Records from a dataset
━━━━

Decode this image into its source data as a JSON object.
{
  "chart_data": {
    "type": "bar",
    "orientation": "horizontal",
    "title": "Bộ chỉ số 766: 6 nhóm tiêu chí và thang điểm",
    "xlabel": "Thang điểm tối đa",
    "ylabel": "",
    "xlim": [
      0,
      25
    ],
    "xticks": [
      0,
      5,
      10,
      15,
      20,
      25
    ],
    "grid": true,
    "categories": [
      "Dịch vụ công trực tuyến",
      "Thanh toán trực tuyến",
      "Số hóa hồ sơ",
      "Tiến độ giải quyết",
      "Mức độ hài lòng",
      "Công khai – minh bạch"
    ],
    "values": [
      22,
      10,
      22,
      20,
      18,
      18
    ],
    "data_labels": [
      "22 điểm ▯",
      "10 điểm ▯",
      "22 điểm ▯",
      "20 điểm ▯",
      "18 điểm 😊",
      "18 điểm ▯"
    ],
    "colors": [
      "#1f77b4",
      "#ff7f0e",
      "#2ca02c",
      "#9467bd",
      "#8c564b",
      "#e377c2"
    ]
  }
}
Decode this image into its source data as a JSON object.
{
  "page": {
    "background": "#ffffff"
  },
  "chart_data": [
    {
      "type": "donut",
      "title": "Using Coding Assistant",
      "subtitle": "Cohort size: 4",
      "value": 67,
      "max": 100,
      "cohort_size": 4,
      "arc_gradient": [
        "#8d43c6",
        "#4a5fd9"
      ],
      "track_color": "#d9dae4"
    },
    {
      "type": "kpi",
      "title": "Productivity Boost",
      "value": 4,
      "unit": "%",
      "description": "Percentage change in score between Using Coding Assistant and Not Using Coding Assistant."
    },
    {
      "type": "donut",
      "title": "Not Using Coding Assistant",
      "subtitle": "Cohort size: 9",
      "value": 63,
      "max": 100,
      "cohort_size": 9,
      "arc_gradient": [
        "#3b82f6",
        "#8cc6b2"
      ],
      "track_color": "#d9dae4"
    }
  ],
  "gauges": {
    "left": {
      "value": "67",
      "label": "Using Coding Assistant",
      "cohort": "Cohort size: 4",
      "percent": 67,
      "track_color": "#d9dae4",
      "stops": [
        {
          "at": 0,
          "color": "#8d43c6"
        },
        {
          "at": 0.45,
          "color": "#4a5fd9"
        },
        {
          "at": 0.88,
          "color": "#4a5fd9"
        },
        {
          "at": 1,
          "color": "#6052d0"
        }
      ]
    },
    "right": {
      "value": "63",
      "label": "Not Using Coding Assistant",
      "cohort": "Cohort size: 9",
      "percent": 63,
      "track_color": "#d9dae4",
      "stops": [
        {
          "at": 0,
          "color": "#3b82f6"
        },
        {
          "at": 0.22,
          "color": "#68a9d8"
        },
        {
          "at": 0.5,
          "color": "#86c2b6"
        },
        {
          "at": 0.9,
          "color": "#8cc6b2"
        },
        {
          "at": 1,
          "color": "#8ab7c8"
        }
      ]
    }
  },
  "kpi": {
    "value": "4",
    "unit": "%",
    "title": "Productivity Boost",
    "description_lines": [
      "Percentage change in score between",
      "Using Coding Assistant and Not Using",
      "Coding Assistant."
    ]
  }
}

━━━━

REQUIREMENT
Take the data above and return it exactly.

SOLUTION TO THIS PROBLEM
Decode this image into its source data as a JSON object.
{
  "chart_data": {
    "type": "bar",
    "orientation": "horizontal",
    "title": "Bộ chỉ số 766: 6 nhóm tiêu chí và thang điểm",
    "xlabel": "Thang điểm tối đa",
    "ylabel": "",
    "xlim": [
      0,
      25
    ],
    "xticks": [
      0,
      5,
      10,
      15,
      20,
      25
    ],
    "grid": true,
    "categories": [
      "Dịch vụ công trực tuyến",
      "Thanh toán trực tuyến",
      "Số hóa hồ sơ",
      "Tiến độ giải quyết",
      "Mức độ hài lòng",
      "Công khai – minh bạch"
    ],
    "values": [
      22,
      10,
      22,
      20,
      18,
      18
    ],
    "data_labels": [
      "22 điểm ▯",
      "10 điểm ▯",
      "22 điểm ▯",
      "20 điểm ▯",
      "18 điểm 😊",
      "18 điểm ▯"
    ],
    "colors": [
      "#1f77b4",
      "#ff7f0e",
      "#2ca02c",
      "#9467bd",
      "#8c564b",
      "#e377c2"
    ]
  }
}
Decode this image into its source data as a JSON object.
{
  "page": {
    "background": "#ffffff"
  },
  "chart_data": [
    {
      "type": "donut",
      "title": "Using Coding Assistant",
      "subtitle": "Cohort size: 4",
      "value": 67,
      "max": 100,
      "cohort_size": 4,
      "arc_gradient": [
        "#8d43c6",
        "#4a5fd9"
      ],
      "track_color": "#d9dae4"
    },
    {
      "type": "kpi",
      "title": "Productivity Boost",
      "value": 4,
      "unit": "%",
      "description": "Percentage change in score between Using Coding Assistant and Not Using Coding Assistant."
    },
    {
      "type": "donut",
      "title": "Not Using Coding Assistant",
      "subtitle": "Cohort size: 9",
      "value": 63,
      "max": 100,
      "cohort_size": 9,
      "arc_gradient": [
        "#3b82f6",
        "#8cc6b2"
      ],
      "track_color": "#d9dae4"
    }
  ],
  "gauges": {
    "left": {
      "value": "67",
      "label": "Using Coding Assistant",
      "cohort": "Cohort size: 4",
      "percent": 67,
      "track_color": "#d9dae4",
      "stops": [
        {
          "at": 0,
          "color": "#8d43c6"
        },
        {
          "at": 0.45,
          "color": "#4a5fd9"
        },
        {
          "at": 0.88,
          "color": "#4a5fd9"
        },
        {
          "at": 1,
          "color": "#6052d0"
        }
      ]
    },
    "right": {
      "value": "63",
      "label": "Not Using Coding Assistant",
      "cohort": "Cohort size: 9",
      "percent": 63,
      "track_color": "#d9dae4",
      "stops": [
        {
          "at": 0,
          "color": "#3b82f6"
        },
        {
          "at": 0.22,
          "color": "#68a9d8"
        },
        {
          "at": 0.5,
          "color": "#86c2b6"
        },
        {
          "at": 0.9,
          "color": "#8cc6b2"
        },
        {
          "at": 1,
          "color": "#8ab7c8"
        }
      ]
    }
  },
  "kpi": {
    "value": "4",
    "unit": "%",
    "title": "Productivity Boost",
    "description_lines": [
      "Percentage change in score between",
      "Using Coding Assistant and Not Using",
      "Coding Assistant."
    ]
  }
}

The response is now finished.